───── 抜き出した文章 ─────

ところで「中二病」とはネットスラングの一つです。思春期の中学生、特に中学2年生ごろの子どもたちが抱きがちな空想や妄想、さらに、格好付けた言い回しや振る舞いなどを揶揄した表現です。でも「中二病」とドイツ語がどう結びつくのでしょうか?
参加を呼びかけるサイト上にはこうあります。
「日本のサブカルチャーに登場する『カッコいいけれども少し妄想がかった』中二病的ドイツ語のヴォルト(単語)やザッツ(文)から、ドイチェ・ヴェルト(ドイツ語世界)に接近してみませんか?」
なんだかよく分からないので、日独協会に問い合わせをしてみました。
実は中二病に好まれているドイツ語
日独協会の担当者・菊池菜穂子さんは今回のセミナーについて、こう話しています。「今回お話いただく伸井太一先生によると、中二病的世界とされるマンガやゲームといった日本のサブカルチャーでは、実はドイツ語がもとになった言葉が多いそうなんです」。菊池さんによると、ドイツ語独特の響きが、サブカル好きの中二病的な人にとっては受けがいいのだそうです。
「何となく使われている中二病的な言葉が、日本でどういう傾向で使われ、本来はどういう意味を持つドイツ語なのかを知ってもらうことから、若い人にドイツ語に近づいてほしいと思っています」

─────

**ねらい:** 中二病とドイツ語についての文章で、日独協会の担当者として名前が出ているのはだれですか? 答えるときは、上の文章だけを使ってください。

───── データ ─────

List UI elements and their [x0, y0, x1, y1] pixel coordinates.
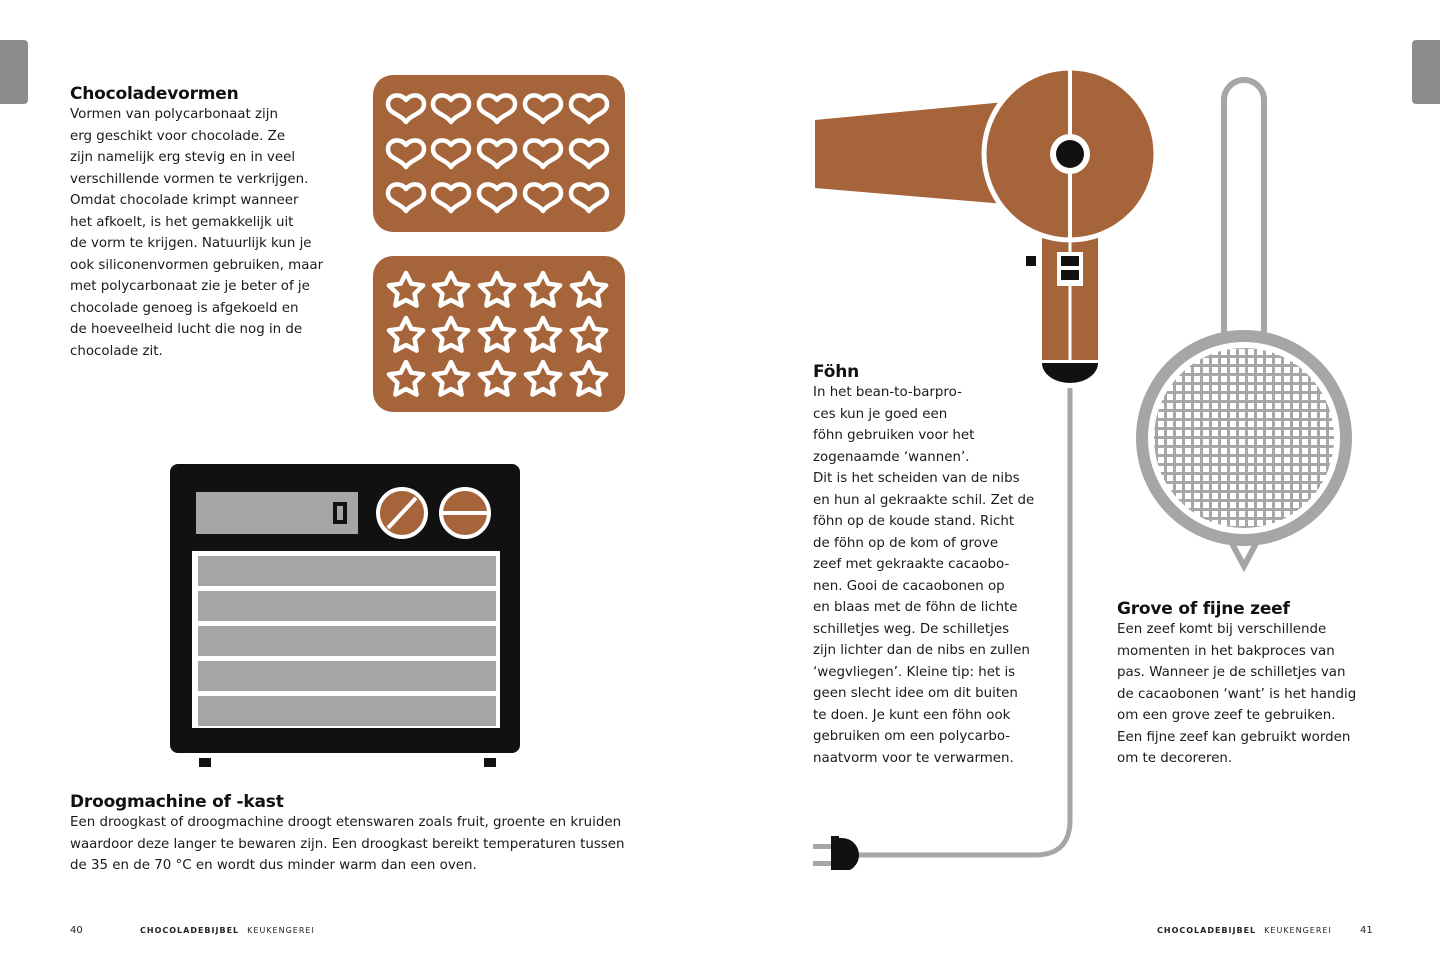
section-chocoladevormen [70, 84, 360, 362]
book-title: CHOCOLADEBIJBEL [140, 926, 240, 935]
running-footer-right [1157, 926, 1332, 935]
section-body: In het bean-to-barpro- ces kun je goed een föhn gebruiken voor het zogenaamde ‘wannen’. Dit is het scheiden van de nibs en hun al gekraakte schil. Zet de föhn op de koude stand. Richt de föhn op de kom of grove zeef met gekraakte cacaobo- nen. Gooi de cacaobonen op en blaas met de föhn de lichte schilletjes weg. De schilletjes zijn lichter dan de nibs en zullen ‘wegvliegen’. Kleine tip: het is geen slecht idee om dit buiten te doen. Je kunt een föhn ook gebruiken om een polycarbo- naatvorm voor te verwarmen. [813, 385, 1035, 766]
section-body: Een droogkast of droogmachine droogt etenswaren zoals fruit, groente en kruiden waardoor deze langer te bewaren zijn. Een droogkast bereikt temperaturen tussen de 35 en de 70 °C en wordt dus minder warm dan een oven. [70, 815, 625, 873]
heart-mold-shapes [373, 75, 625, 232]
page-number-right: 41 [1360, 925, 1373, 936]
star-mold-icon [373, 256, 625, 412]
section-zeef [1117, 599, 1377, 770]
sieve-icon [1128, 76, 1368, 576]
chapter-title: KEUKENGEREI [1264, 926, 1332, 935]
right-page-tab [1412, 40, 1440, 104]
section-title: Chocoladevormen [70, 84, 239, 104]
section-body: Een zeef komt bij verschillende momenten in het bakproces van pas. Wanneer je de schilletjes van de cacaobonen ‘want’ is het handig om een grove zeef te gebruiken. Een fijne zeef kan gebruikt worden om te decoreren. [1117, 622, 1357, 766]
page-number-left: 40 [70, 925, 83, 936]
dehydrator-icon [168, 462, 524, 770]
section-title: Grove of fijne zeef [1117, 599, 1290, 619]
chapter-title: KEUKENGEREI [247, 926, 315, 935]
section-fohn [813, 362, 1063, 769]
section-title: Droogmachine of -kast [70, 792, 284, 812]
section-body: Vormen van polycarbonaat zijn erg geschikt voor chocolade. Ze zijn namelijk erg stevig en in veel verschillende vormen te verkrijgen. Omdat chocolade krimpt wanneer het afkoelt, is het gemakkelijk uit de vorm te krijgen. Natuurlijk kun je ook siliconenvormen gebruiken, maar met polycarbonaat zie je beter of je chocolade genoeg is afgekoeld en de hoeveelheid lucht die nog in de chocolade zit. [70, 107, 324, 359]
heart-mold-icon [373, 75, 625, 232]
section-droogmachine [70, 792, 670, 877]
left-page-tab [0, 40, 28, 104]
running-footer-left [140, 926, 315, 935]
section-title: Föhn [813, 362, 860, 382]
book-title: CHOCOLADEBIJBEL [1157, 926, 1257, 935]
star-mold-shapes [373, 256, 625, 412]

─────
───── データ ─────

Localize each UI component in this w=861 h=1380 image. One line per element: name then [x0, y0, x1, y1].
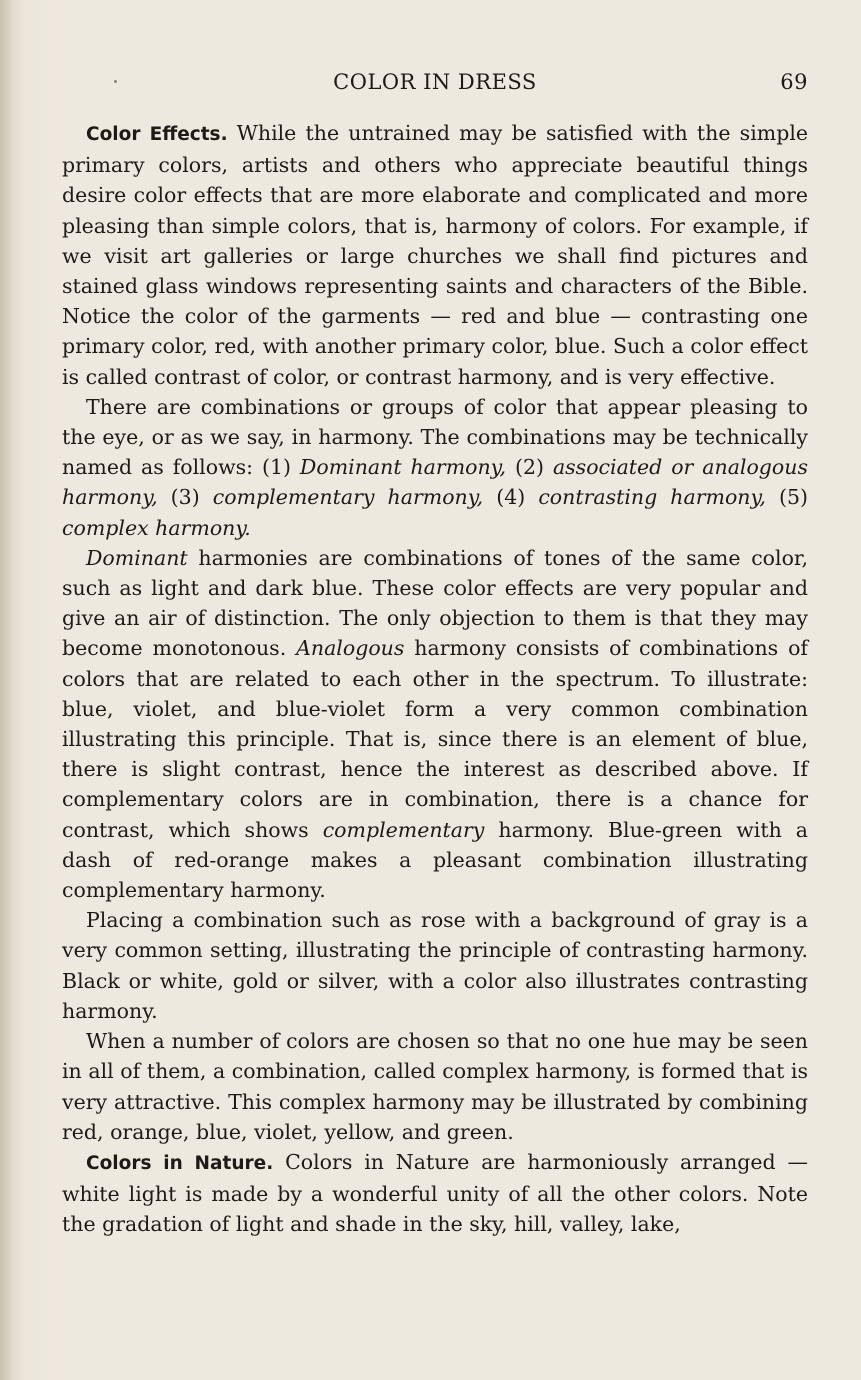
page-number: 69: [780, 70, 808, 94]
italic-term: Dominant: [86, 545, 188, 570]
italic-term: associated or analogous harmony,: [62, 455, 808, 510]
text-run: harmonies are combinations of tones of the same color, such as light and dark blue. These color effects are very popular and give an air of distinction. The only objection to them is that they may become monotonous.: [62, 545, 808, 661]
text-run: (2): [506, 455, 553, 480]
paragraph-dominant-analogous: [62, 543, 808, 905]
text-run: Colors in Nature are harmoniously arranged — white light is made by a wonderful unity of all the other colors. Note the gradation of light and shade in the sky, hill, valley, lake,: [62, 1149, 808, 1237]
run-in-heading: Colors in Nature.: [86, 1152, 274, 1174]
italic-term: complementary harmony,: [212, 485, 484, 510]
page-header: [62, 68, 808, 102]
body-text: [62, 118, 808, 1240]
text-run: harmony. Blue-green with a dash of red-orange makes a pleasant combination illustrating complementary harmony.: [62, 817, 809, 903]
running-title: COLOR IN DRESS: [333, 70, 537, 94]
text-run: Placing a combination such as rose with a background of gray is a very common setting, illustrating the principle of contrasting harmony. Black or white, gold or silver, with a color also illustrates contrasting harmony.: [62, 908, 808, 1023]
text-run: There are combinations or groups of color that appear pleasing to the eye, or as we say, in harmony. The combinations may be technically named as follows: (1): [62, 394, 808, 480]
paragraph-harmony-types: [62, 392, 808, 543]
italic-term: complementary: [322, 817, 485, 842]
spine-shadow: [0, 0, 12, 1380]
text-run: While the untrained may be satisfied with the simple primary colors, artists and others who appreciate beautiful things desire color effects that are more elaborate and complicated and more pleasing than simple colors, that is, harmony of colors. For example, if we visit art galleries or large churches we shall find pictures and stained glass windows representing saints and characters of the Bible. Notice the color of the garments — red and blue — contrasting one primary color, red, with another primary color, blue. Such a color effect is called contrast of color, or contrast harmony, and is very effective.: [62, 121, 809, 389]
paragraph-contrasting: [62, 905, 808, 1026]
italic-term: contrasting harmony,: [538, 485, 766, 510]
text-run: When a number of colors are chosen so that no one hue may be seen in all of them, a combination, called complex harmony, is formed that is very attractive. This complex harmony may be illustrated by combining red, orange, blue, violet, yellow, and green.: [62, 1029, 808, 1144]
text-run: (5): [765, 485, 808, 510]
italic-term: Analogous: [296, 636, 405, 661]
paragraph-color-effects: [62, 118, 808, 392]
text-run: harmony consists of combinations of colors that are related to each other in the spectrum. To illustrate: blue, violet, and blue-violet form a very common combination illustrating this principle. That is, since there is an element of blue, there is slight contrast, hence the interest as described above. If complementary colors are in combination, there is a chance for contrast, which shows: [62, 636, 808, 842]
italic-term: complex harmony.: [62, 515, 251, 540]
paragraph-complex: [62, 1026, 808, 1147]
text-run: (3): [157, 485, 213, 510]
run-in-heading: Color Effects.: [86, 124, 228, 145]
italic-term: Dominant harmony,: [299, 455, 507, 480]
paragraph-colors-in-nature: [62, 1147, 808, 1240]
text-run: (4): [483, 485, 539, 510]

─────

**練習の答え:** 菊池菜穂子さんです。